Przedstawiciel NTT System
zwraca też uwagę, że w 2012 r. konfiguracja najtańszych komputerów
stacjonarnych nie uległa znacznym zmianom. Inaczej niż w przypadku maszyn
o dużej wydajności.

W tanich
konstrukcjach stosowano płyty główne z intelowskim chipsetem H 61 oraz
procesory Intela z serii Core 2 Duo drugiej generacji. Dlatego ceny
komputerów pozostawały na podobnym poziomie przez cały rok
– mówi
Łukasz Jakubowski. – Dużym zmianom podlegała konfiguracja desktopów
wydajnych, bo nie dość, że montowaliśmy w nich coraz nowsze i droższe
procesory, to coraz częstszym elementem konfiguracji stawał się napęd SSD
o pojemności 64 GB, który pełni rolę dysku systemowego.

O ceny
i konfiguracje najpopularniejszych notebooków zapytaliśmy podobnie jak w
poprzednich latach Asusa.

* * *

Treść zadania -> Sprawdź, czy trzy stwierdzenia zgadzają się z fragmentem o komputerach, i przy każdym odpowiedz „tak” albo „nie”, przytaczając dosłownie rozstrzygające słowa. 1. W tanich konstrukcjach montowano procesory AMD. 2. Ceny tanich komputerów utrzymywały się przez cały rok na podobnym poziomie. 3. Napęd SSD w wydajnych desktopach miał pojemność 128 GB. Wpisy nie mają związku z fragmentem o komputerach.

* * *

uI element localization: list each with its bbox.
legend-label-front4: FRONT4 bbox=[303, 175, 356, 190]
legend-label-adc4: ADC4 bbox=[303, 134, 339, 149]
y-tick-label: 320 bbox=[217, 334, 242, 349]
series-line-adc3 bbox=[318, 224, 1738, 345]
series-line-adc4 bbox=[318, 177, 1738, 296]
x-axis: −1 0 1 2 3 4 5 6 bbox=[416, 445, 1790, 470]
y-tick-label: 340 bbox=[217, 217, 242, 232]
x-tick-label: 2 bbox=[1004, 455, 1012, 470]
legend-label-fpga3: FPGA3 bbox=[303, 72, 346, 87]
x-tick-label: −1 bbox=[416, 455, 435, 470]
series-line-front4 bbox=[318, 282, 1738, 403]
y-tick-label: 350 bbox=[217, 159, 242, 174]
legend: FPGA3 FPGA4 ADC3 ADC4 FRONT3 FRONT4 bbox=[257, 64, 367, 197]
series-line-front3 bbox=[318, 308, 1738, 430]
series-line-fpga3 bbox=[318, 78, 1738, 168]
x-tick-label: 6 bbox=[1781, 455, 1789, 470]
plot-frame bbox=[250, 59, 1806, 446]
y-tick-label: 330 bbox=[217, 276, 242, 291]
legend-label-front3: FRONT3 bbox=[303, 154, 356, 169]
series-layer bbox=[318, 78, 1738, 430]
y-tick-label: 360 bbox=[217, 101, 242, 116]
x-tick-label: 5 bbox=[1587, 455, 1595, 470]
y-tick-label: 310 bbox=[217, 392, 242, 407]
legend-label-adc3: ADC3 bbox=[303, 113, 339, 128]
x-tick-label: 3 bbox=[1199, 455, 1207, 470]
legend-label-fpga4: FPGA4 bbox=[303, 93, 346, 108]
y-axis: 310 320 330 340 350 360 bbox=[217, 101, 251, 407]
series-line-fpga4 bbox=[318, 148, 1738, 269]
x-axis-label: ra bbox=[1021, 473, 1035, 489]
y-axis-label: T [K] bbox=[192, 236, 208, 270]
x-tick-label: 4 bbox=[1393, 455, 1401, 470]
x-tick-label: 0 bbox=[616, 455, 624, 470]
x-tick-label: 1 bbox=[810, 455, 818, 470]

* * *

Odpowiedź pisemna ->
1. Nie: „procesory Intela z serii Core 2 Duo drugiej generacji”.
2. Tak: „ceny komputerów pozostawały na podobnym poziomie przez cały rok”.
3. Nie: „napęd SSD o pojemności 64 GB”.